(Rows from a dataset)
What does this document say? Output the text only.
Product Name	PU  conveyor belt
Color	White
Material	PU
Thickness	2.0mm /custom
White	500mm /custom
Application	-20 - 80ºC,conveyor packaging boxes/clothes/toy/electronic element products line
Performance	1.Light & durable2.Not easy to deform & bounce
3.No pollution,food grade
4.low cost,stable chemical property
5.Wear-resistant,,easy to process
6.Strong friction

* _Written task_
All of the records must be repeated exactly.

* _The answer_
What does this document say? Output the text only.
Product Name	PU  conveyor belt
Color	White
Material	PU
Thickness	2.0mm /custom
White	500mm /custom
Application	-20 - 80ºC,conveyor packaging boxes/clothes/toy/electronic element products line
Performance	1.Light & durable2.Not easy to deform & bounce
3.No pollution,food grade
4.low cost,stable chemical property
5.Wear-resistant,,easy to process
6.Strong friction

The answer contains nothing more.